-- AIM OF THE TASK --
Output each line exactly as it appears, skipping any embedded picture.

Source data
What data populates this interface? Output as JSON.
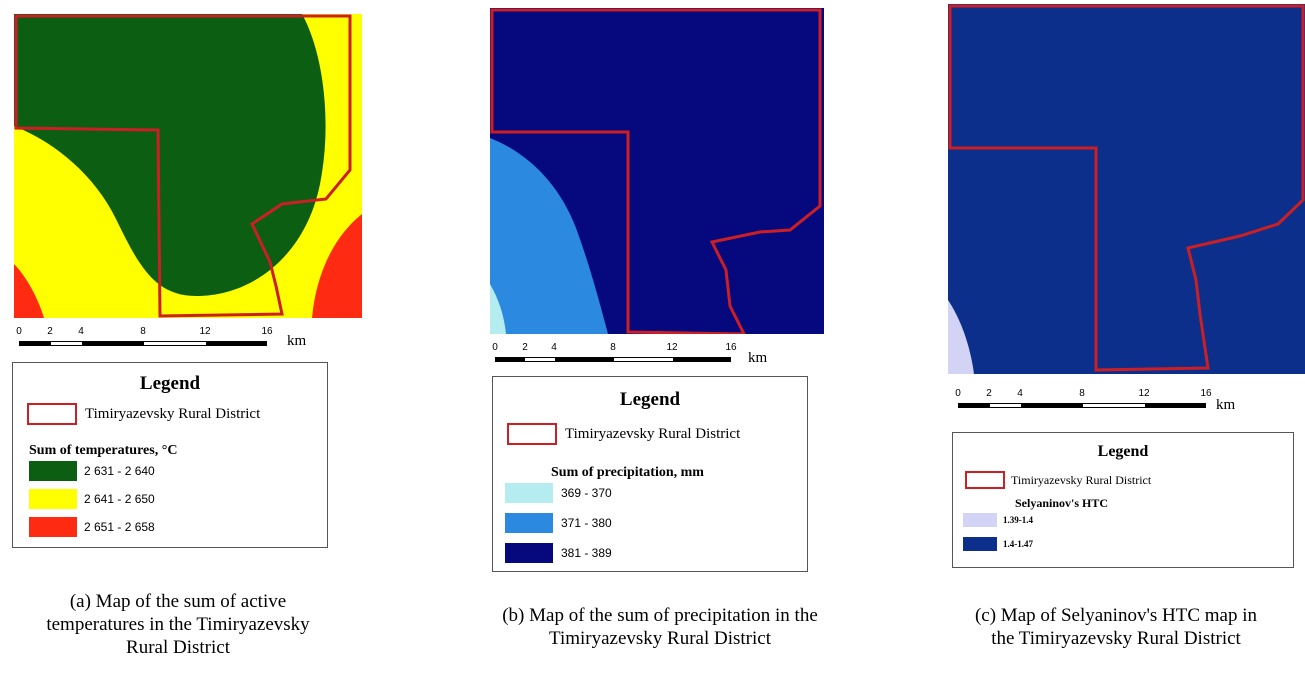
{
  "panels": [
    {
      "id": "a",
      "scale_numbers": [
        "0",
        "2",
        "4",
        "8",
        "12",
        "16"
      ],
      "scale_unit": "km",
      "legend": {
        "title": "Legend",
        "boundary_label": "Timiryazevsky Rural District",
        "section_title": "Sum of temperatures, °C",
        "items": [
          {
            "label": "2 631 - 2 640",
            "color": "#0b5e12"
          },
          {
            "label": "2 641 - 2 650",
            "color": "#ffff00"
          },
          {
            "label": "2 651 - 2 658",
            "color": "#ff2a12"
          }
        ]
      },
      "caption": [
        "(a) Map of the sum of active",
        "temperatures in the Timiryazevsky",
        "Rural District"
      ]
    },
    {
      "id": "b",
      "scale_numbers": [
        "0",
        "2",
        "4",
        "8",
        "12",
        "16"
      ],
      "scale_unit": "km",
      "legend": {
        "title": "Legend",
        "boundary_label": "Timiryazevsky Rural District",
        "section_title": "Sum of precipitation, mm",
        "items": [
          {
            "label": "369 - 370",
            "color": "#b5ecef"
          },
          {
            "label": "371 - 380",
            "color": "#2b8ae0"
          },
          {
            "label": "381 - 389",
            "color": "#06087e"
          }
        ]
      },
      "caption": [
        "(b) Map of the sum of precipitation in the",
        "Timiryazevsky Rural District"
      ]
    },
    {
      "id": "c",
      "scale_numbers": [
        "0",
        "2",
        "4",
        "8",
        "12",
        "16"
      ],
      "scale_unit": "km",
      "legend": {
        "title": "Legend",
        "boundary_label": "Timiryazevsky Rural District",
        "section_title": "Selyaninov's HTC",
        "items": [
          {
            "label": "1.39-1.4",
            "color": "#d3d3f5"
          },
          {
            "label": "1.4-1.47",
            "color": "#0c2f8c"
          }
        ]
      },
      "caption": [
        "(c) Map of Selyaninov's HTC map in",
        "the Timiryazevsky Rural District"
      ]
    }
  ],
  "colors": {
    "boundary": "#cc1f24"
  }
}
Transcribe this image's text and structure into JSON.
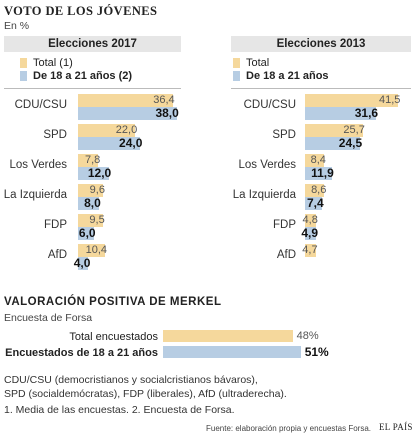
{
  "header": {
    "title": "VOTO DE LOS JÓVENES",
    "unit": "En %"
  },
  "colors": {
    "total": "#f5d89c",
    "young": "#b7cde3"
  },
  "chart_data": [
    {
      "type": "bar",
      "title": "Elecciones 2017",
      "legend": {
        "total": "Total (1)",
        "young": "De 18 a 21 años (2)"
      },
      "categories": [
        "CDU/CSU",
        "SPD",
        "Los Verdes",
        "La Izquierda",
        "FDP",
        "AfD"
      ],
      "series": [
        {
          "name": "Total (1)",
          "values": [
            36.4,
            22.0,
            7.8,
            9.6,
            9.5,
            10.4
          ],
          "labels": [
            "36,4",
            "22,0",
            "7,8",
            "9,6",
            "9,5",
            "10,4"
          ]
        },
        {
          "name": "De 18 a 21 años (2)",
          "values": [
            38.0,
            24.0,
            12.0,
            8.0,
            6.0,
            4.0
          ],
          "labels": [
            "38,0",
            "24,0",
            "12,0",
            "8,0",
            "6,0",
            "4,0"
          ]
        }
      ]
    },
    {
      "type": "bar",
      "title": "Elecciones 2013",
      "legend": {
        "total": "Total",
        "young": "De 18 a 21 años"
      },
      "categories": [
        "CDU/CSU",
        "SPD",
        "Los Verdes",
        "La Izquierda",
        "FDP",
        "AfD"
      ],
      "series": [
        {
          "name": "Total",
          "values": [
            41.5,
            25.7,
            8.4,
            8.6,
            4.8,
            4.7
          ],
          "labels": [
            "41,5",
            "25,7",
            "8,4",
            "8,6",
            "4,8",
            "4,7"
          ]
        },
        {
          "name": "De 18 a 21 años",
          "values": [
            31.6,
            24.5,
            11.9,
            7.4,
            4.9,
            null
          ],
          "labels": [
            "31,6",
            "24,5",
            "11,9",
            "7,4",
            "4,9",
            ""
          ]
        }
      ]
    },
    {
      "type": "bar",
      "title": "VALORACIÓN POSITIVA DE MERKEL",
      "subtitle": "Encuesta de Forsa",
      "categories": [
        "Total encuestados",
        "Encuestados de 18 a 21 años"
      ],
      "values": [
        48,
        51
      ],
      "labels": [
        "48%",
        "51%"
      ]
    }
  ],
  "footer": {
    "note1": "CDU/CSU (democristianos y socialcristianos bávaros),",
    "note2": "SPD (socialdemócratas), FDP (liberales), AfD (ultraderecha).",
    "note3": "1. Media de las encuestas.  2. Encuesta de Forsa.",
    "source": "Fuente: elaboración propia y encuestas Forsa.",
    "brand": "EL PAÍS"
  }
}
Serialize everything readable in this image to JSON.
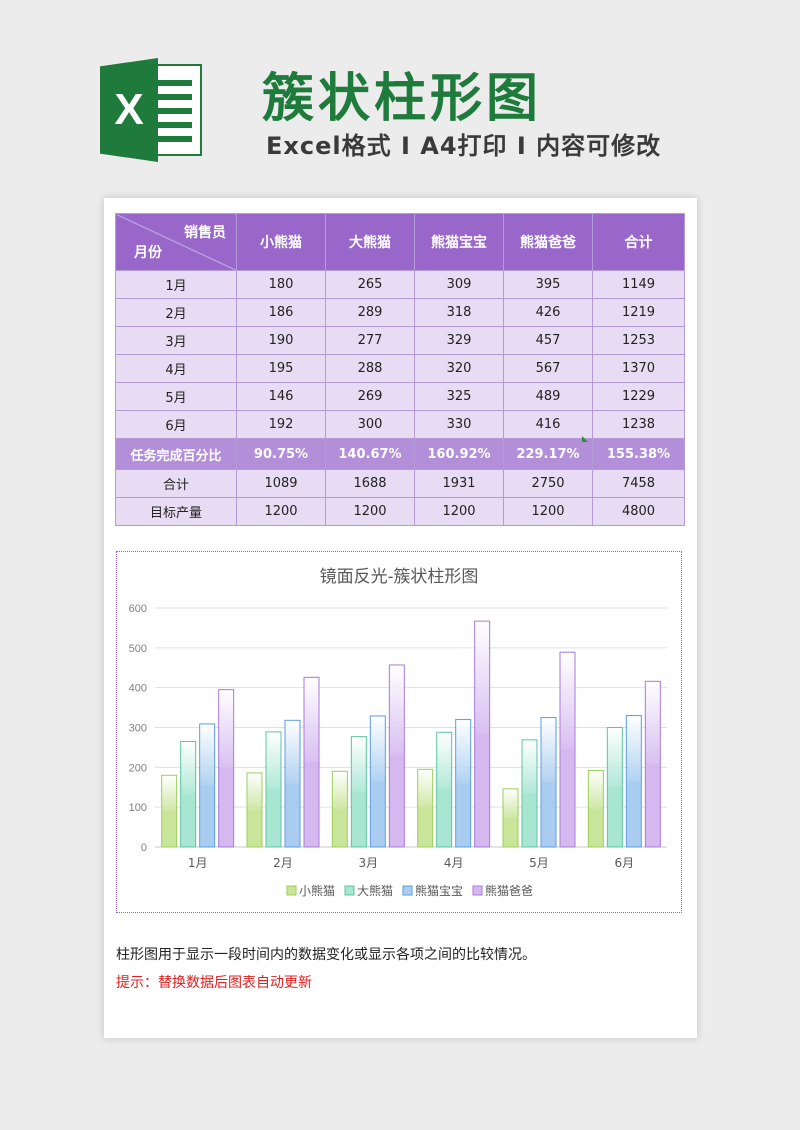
{
  "header": {
    "logo_letter": "X",
    "title": "簇状柱形图",
    "subtitle": "Excel格式 I A4打印 I 内容可修改"
  },
  "table": {
    "corner_top": "销售员",
    "corner_bottom": "月份",
    "columns": [
      "小熊猫",
      "大熊猫",
      "熊猫宝宝",
      "熊猫爸爸",
      "合计"
    ],
    "rows": [
      {
        "label": "1月",
        "cells": [
          "180",
          "265",
          "309",
          "395",
          "1149"
        ]
      },
      {
        "label": "2月",
        "cells": [
          "186",
          "289",
          "318",
          "426",
          "1219"
        ]
      },
      {
        "label": "3月",
        "cells": [
          "190",
          "277",
          "329",
          "457",
          "1253"
        ]
      },
      {
        "label": "4月",
        "cells": [
          "195",
          "288",
          "320",
          "567",
          "1370"
        ]
      },
      {
        "label": "5月",
        "cells": [
          "146",
          "269",
          "325",
          "489",
          "1229"
        ]
      },
      {
        "label": "6月",
        "cells": [
          "192",
          "300",
          "330",
          "416",
          "1238"
        ]
      }
    ],
    "percent_row": {
      "label": "任务完成百分比",
      "cells": [
        "90.75%",
        "140.67%",
        "160.92%",
        "229.17%",
        "155.38%"
      ]
    },
    "total_row": {
      "label": "合计",
      "cells": [
        "1089",
        "1688",
        "1931",
        "2750",
        "7458"
      ]
    },
    "target_row": {
      "label": "目标产量",
      "cells": [
        "1200",
        "1200",
        "1200",
        "1200",
        "4800"
      ]
    }
  },
  "chart_data": {
    "type": "bar",
    "title": "镜面反光-簇状柱形图",
    "categories": [
      "1月",
      "2月",
      "3月",
      "4月",
      "5月",
      "6月"
    ],
    "series": [
      {
        "name": "小熊猫",
        "values": [
          180,
          186,
          190,
          195,
          146,
          192
        ],
        "color": "#c9e59a",
        "stroke": "#9ccf5c"
      },
      {
        "name": "大熊猫",
        "values": [
          265,
          289,
          277,
          288,
          269,
          300
        ],
        "color": "#a8e6d2",
        "stroke": "#5cc4a4"
      },
      {
        "name": "熊猫宝宝",
        "values": [
          309,
          318,
          329,
          320,
          325,
          330
        ],
        "color": "#a9cdf0",
        "stroke": "#5e9ee0"
      },
      {
        "name": "熊猫爸爸",
        "values": [
          395,
          426,
          457,
          567,
          489,
          416
        ],
        "color": "#d4b8ef",
        "stroke": "#a77bd9"
      }
    ],
    "ylim": [
      0,
      600
    ],
    "yticks": [
      0,
      100,
      200,
      300,
      400,
      500,
      600
    ],
    "grid": true,
    "legend": "bottom"
  },
  "notes": {
    "description": "柱形图用于显示一段时间内的数据变化或显示各项之间的比较情况。",
    "tip": "提示：替换数据后图表自动更新"
  },
  "colors": {
    "brand_green": "#1e7b3b",
    "table_header": "#9867c9",
    "table_row": "#e7dcf3",
    "percent_row": "#b38fd9",
    "tip_red": "#e02020"
  }
}
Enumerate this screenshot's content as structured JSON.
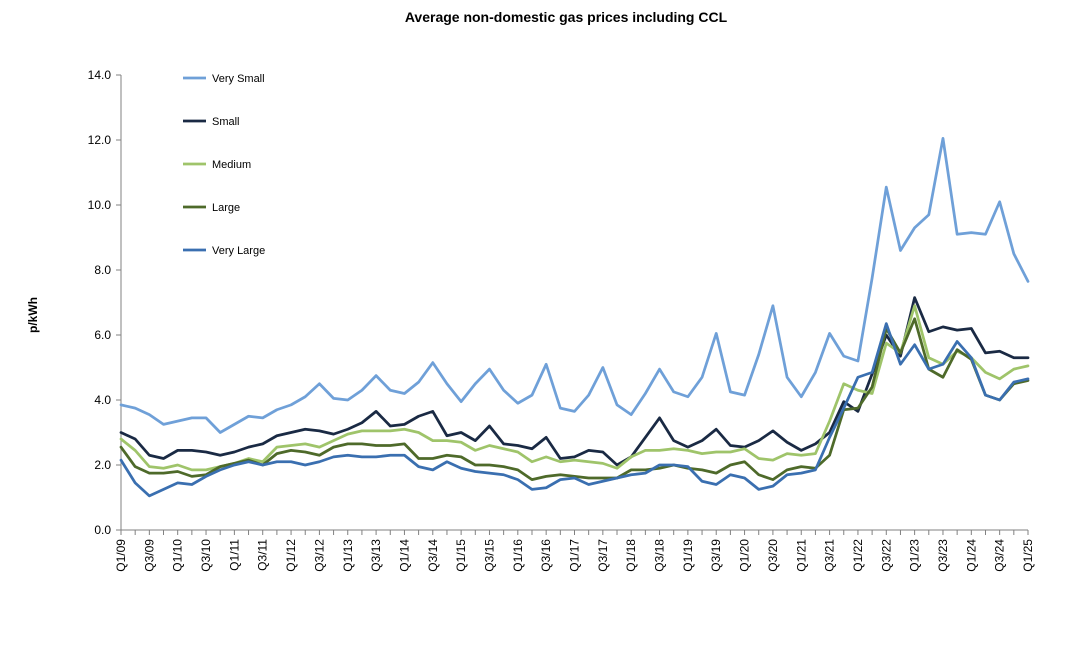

-- RESULT FOR THIS TASK --
What data populates this interface? Output as JSON.
{
  "panels": [
    {
      "id": "a",
      "scale_numbers": [
        "0",
        "2",
        "4",
        "8",
        "12",
        "16"
      ],
      "scale_unit": "km",
      "legend": {
        "title": "Legend",
        "boundary_label": "Timiryazevsky Rural District",
        "section_title": "Sum of temperatures, °C",
        "items": [
          {
            "label": "2 631 - 2 640",
            "color": "#0b5e12"
          },
          {
            "label": "2 641 - 2 650",
            "color": "#ffff00"
          },
          {
            "label": "2 651 - 2 658",
            "color": "#ff2a12"
          }
        ]
      },
      "caption": [
        "(a) Map of the sum of active",
        "temperatures in the Timiryazevsky",
        "Rural District"
      ]
    },
    {
      "id": "b",
      "scale_numbers": [
        "0",
        "2",
        "4",
        "8",
        "12",
        "16"
      ],
      "scale_unit": "km",
      "legend": {
        "title": "Legend",
        "boundary_label": "Timiryazevsky Rural District",
        "section_title": "Sum of precipitation, mm",
        "items": [
          {
            "label": "369 - 370",
            "color": "#b5ecef"
          },
          {
            "label": "371 - 380",
            "color": "#2b8ae0"
          },
          {
            "label": "381 - 389",
            "color": "#06087e"
          }
        ]
      },
      "caption": [
        "(b) Map of the sum of precipitation in the",
        "Timiryazevsky Rural District"
      ]
    },
    {
      "id": "c",
      "scale_numbers": [
        "0",
        "2",
        "4",
        "8",
        "12",
        "16"
      ],
      "scale_unit": "km",
      "legend": {
        "title": "Legend",
        "boundary_label": "Timiryazevsky Rural District",
        "section_title": "Selyaninov's HTC",
        "items": [
          {
            "label": "1.39-1.4",
            "color": "#d3d3f5"
          },
          {
            "label": "1.4-1.47",
            "color": "#0c2f8c"
          }
        ]
      },
      "caption": [
        "(c) Map of Selyaninov's HTC map in",
        "the Timiryazevsky Rural District"
      ]
    }
  ],
  "colors": {
    "boundary": "#cc1f24"
  }
}
Transcribe this image's text and structure into JSON.
{
  "header": {
    "title": "VOTO DE LOS JÓVENES",
    "unit": "En %"
  },
  "colors": {
    "total": "#f5d89c",
    "young": "#b7cde3"
  },
  "chart_data": [
    {
      "type": "bar",
      "title": "Elecciones 2017",
      "legend": {
        "total": "Total (1)",
        "young": "De 18 a 21 años (2)"
      },
      "categories": [
        "CDU/CSU",
        "SPD",
        "Los Verdes",
        "La Izquierda",
        "FDP",
        "AfD"
      ],
      "series": [
        {
          "name": "Total (1)",
          "values": [
            36.4,
            22.0,
            7.8,
            9.6,
            9.5,
            10.4
          ],
          "labels": [
            "36,4",
            "22,0",
            "7,8",
            "9,6",
            "9,5",
            "10,4"
          ]
        },
        {
          "name": "De 18 a 21 años (2)",
          "values": [
            38.0,
            24.0,
            12.0,
            8.0,
            6.0,
            4.0
          ],
          "labels": [
            "38,0",
            "24,0",
            "12,0",
            "8,0",
            "6,0",
            "4,0"
          ]
        }
      ]
    },
    {
      "type": "bar",
      "title": "Elecciones 2013",
      "legend": {
        "total": "Total",
        "young": "De 18 a 21 años"
      },
      "categories": [
        "CDU/CSU",
        "SPD",
        "Los Verdes",
        "La Izquierda",
        "FDP",
        "AfD"
      ],
      "series": [
        {
          "name": "Total",
          "values": [
            41.5,
            25.7,
            8.4,
            8.6,
            4.8,
            4.7
          ],
          "labels": [
            "41,5",
            "25,7",
            "8,4",
            "8,6",
            "4,8",
            "4,7"
          ]
        },
        {
          "name": "De 18 a 21 años",
          "values": [
            31.6,
            24.5,
            11.9,
            7.4,
            4.9,
            null
          ],
          "labels": [
            "31,6",
            "24,5",
            "11,9",
            "7,4",
            "4,9",
            ""
          ]
        }
      ]
    },
    {
      "type": "bar",
      "title": "VALORACIÓN POSITIVA DE MERKEL",
      "subtitle": "Encuesta de Forsa",
      "categories": [
        "Total encuestados",
        "Encuestados de 18 a 21 años"
      ],
      "values": [
        48,
        51
      ],
      "labels": [
        "48%",
        "51%"
      ]
    }
  ],
  "footer": {
    "note1": "CDU/CSU (democristianos y socialcristianos bávaros),",
    "note2": "SPD (socialdemócratas), FDP (liberales), AfD (ultraderecha).",
    "note3": "1. Media de las encuestas.  2. Encuesta de Forsa.",
    "source": "Fuente: elaboración propia y encuestas Forsa.",
    "brand": "EL PAÍS"
  }
}
Serialize everything readable in this image to JSON.
{
  "header": {
    "logo_letter": "X",
    "title": "簇状柱形图",
    "subtitle": "Excel格式 I A4打印 I 内容可修改"
  },
  "table": {
    "corner_top": "销售员",
    "corner_bottom": "月份",
    "columns": [
      "小熊猫",
      "大熊猫",
      "熊猫宝宝",
      "熊猫爸爸",
      "合计"
    ],
    "rows": [
      {
        "label": "1月",
        "cells": [
          "180",
          "265",
          "309",
          "395",
          "1149"
        ]
      },
      {
        "label": "2月",
        "cells": [
          "186",
          "289",
          "318",
          "426",
          "1219"
        ]
      },
      {
        "label": "3月",
        "cells": [
          "190",
          "277",
          "329",
          "457",
          "1253"
        ]
      },
      {
        "label": "4月",
        "cells": [
          "195",
          "288",
          "320",
          "567",
          "1370"
        ]
      },
      {
        "label": "5月",
        "cells": [
          "146",
          "269",
          "325",
          "489",
          "1229"
        ]
      },
      {
        "label": "6月",
        "cells": [
          "192",
          "300",
          "330",
          "416",
          "1238"
        ]
      }
    ],
    "percent_row": {
      "label": "任务完成百分比",
      "cells": [
        "90.75%",
        "140.67%",
        "160.92%",
        "229.17%",
        "155.38%"
      ]
    },
    "total_row": {
      "label": "合计",
      "cells": [
        "1089",
        "1688",
        "1931",
        "2750",
        "7458"
      ]
    },
    "target_row": {
      "label": "目标产量",
      "cells": [
        "1200",
        "1200",
        "1200",
        "1200",
        "4800"
      ]
    }
  },
  "chart_data": {
    "type": "bar",
    "title": "镜面反光-簇状柱形图",
    "categories": [
      "1月",
      "2月",
      "3月",
      "4月",
      "5月",
      "6月"
    ],
    "series": [
      {
        "name": "小熊猫",
        "values": [
          180,
          186,
          190,
          195,
          146,
          192
        ],
        "color": "#c9e59a",
        "stroke": "#9ccf5c"
      },
      {
        "name": "大熊猫",
        "values": [
          265,
          289,
          277,
          288,
          269,
          300
        ],
        "color": "#a8e6d2",
        "stroke": "#5cc4a4"
      },
      {
        "name": "熊猫宝宝",
        "values": [
          309,
          318,
          329,
          320,
          325,
          330
        ],
        "color": "#a9cdf0",
        "stroke": "#5e9ee0"
      },
      {
        "name": "熊猫爸爸",
        "values": [
          395,
          426,
          457,
          567,
          489,
          416
        ],
        "color": "#d4b8ef",
        "stroke": "#a77bd9"
      }
    ],
    "ylim": [
      0,
      600
    ],
    "yticks": [
      0,
      100,
      200,
      300,
      400,
      500,
      600
    ],
    "grid": true,
    "legend": "bottom"
  },
  "notes": {
    "description": "柱形图用于显示一段时间内的数据变化或显示各项之间的比较情况。",
    "tip": "提示：替换数据后图表自动更新"
  },
  "colors": {
    "brand_green": "#1e7b3b",
    "table_header": "#9867c9",
    "table_row": "#e7dcf3",
    "percent_row": "#b38fd9",
    "tip_red": "#e02020"
  }
}
Enumerate this screenshot's content as structured JSON.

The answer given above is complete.